**The problem**. Write out the material exactly, without any of its pictures.

** Start **

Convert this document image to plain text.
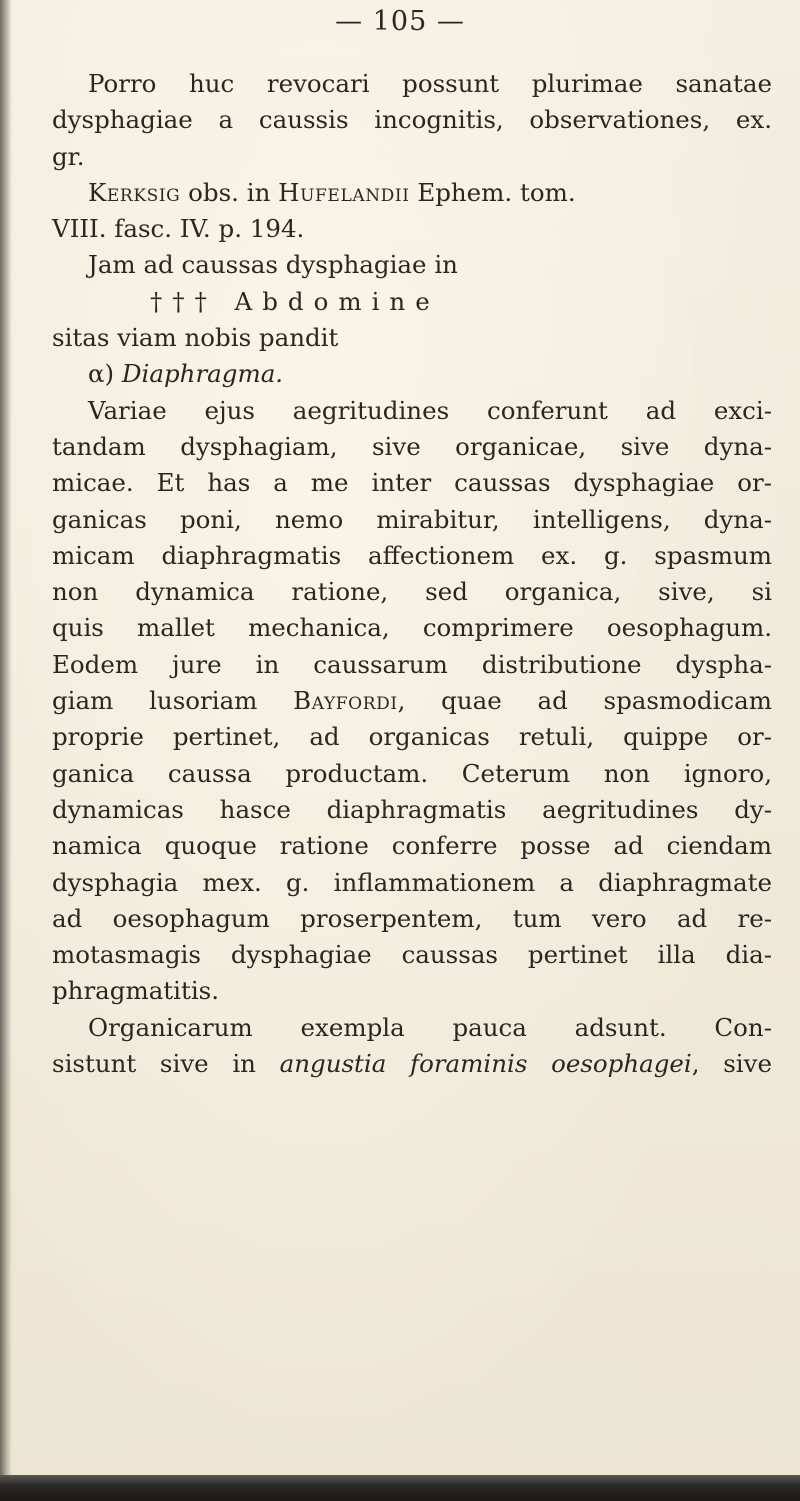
— 105 —
Porro huc revocari possunt plurimae sanatae
dysphagiae a caussis incognitis, observationes, ex.
gr.
Kerksig obs. in Hufelandii Ephem. tom.
VIII. fasc. IV. p. 194.
Jam ad caussas dysphagiae in
††† Abdomine
sitas viam nobis pandit
α) Diaphragma.
Variae ejus aegritudines conferunt ad exci-
tandam dysphagiam, sive organicae, sive dyna-
micae. Et has a me inter caussas dysphagiae or-
ganicas poni, nemo mirabitur, intelligens, dyna-
micam diaphragmatis affectionem ex. g. spasmum
non dynamica ratione, sed organica, sive, si
quis mallet mechanica, comprimere oesophagum.
Eodem jure in caussarum distributione dyspha-
giam lusoriam Bayfordi, quae ad spasmodicam
proprie pertinet, ad organicas retuli, quippe or-
ganica caussa productam. Ceterum non ignoro,
dynamicas hasce diaphragmatis aegritudines dy-
namica quoque ratione conferre posse ad ciendam
dysphagia mex. g. inflammationem a diaphragmate
ad oesophagum proserpentem, tum vero ad re-
motasmagis dysphagiae caussas pertinet illa dia-
phragmatitis.
Organicarum exempla pauca adsunt. Con-
sistunt sive in angustia foraminis oesophagei, sive
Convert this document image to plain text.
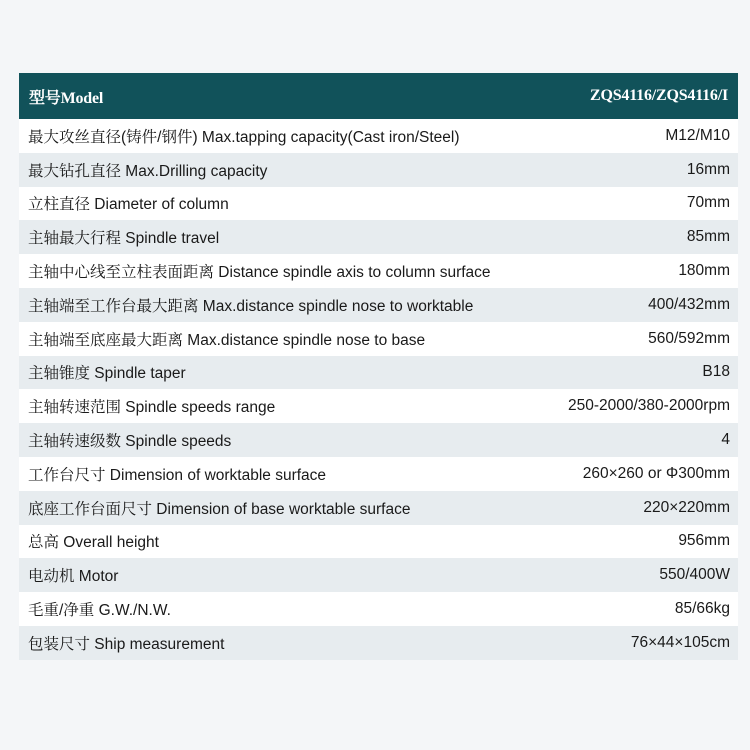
型号Model	ZQS4116/ZQS4116/I
最大攻丝直径(铸件/钢件) Max.tapping capacity(Cast iron/Steel)	M12/M10
最大钻孔直径 Max.Drilling capacity	16mm
立柱直径 Diameter of column	70mm
主轴最大行程 Spindle travel	85mm
主轴中心线至立柱表面距离 Distance spindle axis to column surface	180mm
主轴端至工作台最大距离 Max.distance spindle nose to worktable	400/432mm
主轴端至底座最大距离 Max.distance spindle nose to base	560/592mm
主轴锥度 Spindle taper	B18
主轴转速范围 Spindle speeds range	250-2000/380-2000rpm
主轴转速级数 Spindle speeds	4
工作台尺寸 Dimension of worktable surface	260×260 or Φ300mm
底座工作台面尺寸 Dimension of base worktable surface	220×220mm
总高 Overall height	956mm
电动机 Motor	550/400W
毛重/净重 G.W./N.W.	85/66kg
包装尺寸 Ship measurement	76×44×105cm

** End **

**Completed exercise**.
Convert this document image to plain text.
— 105 —
Porro huc revocari possunt plurimae sanatae
dysphagiae a caussis incognitis, observationes, ex.
gr.
Kerksig obs. in Hufelandii Ephem. tom.
VIII. fasc. IV. p. 194.
Jam ad caussas dysphagiae in
††† Abdomine
sitas viam nobis pandit
α) Diaphragma.
Variae ejus aegritudines conferunt ad exci-
tandam dysphagiam, sive organicae, sive dyna-
micae. Et has a me inter caussas dysphagiae or-
ganicas poni, nemo mirabitur, intelligens, dyna-
micam diaphragmatis affectionem ex. g. spasmum
non dynamica ratione, sed organica, sive, si
quis mallet mechanica, comprimere oesophagum.
Eodem jure in caussarum distributione dyspha-
giam lusoriam Bayfordi, quae ad spasmodicam
proprie pertinet, ad organicas retuli, quippe or-
ganica caussa productam. Ceterum non ignoro,
dynamicas hasce diaphragmatis aegritudines dy-
namica quoque ratione conferre posse ad ciendam
dysphagia mex. g. inflammationem a diaphragmate
ad oesophagum proserpentem, tum vero ad re-
motasmagis dysphagiae caussas pertinet illa dia-
phragmatitis.
Organicarum exempla pauca adsunt. Con-
sistunt sive in angustia foraminis oesophagei, sive
Convert this document image to plain text.
型号Model	ZQS4116/ZQS4116/I
最大攻丝直径(铸件/钢件) Max.tapping capacity(Cast iron/Steel)	M12/M10
最大钻孔直径 Max.Drilling capacity	16mm
立柱直径 Diameter of column	70mm
主轴最大行程 Spindle travel	85mm
主轴中心线至立柱表面距离 Distance spindle axis to column surface	180mm
主轴端至工作台最大距离 Max.distance spindle nose to worktable	400/432mm
主轴端至底座最大距离 Max.distance spindle nose to base	560/592mm
主轴锥度 Spindle taper	B18
主轴转速范围 Spindle speeds range	250-2000/380-2000rpm
主轴转速级数 Spindle speeds	4
工作台尺寸 Dimension of worktable surface	260×260 or Φ300mm
底座工作台面尺寸 Dimension of base worktable surface	220×220mm
总高 Overall height	956mm
电动机 Motor	550/400W
毛重/净重 G.W./N.W.	85/66kg
包装尺寸 Ship measurement	76×44×105cm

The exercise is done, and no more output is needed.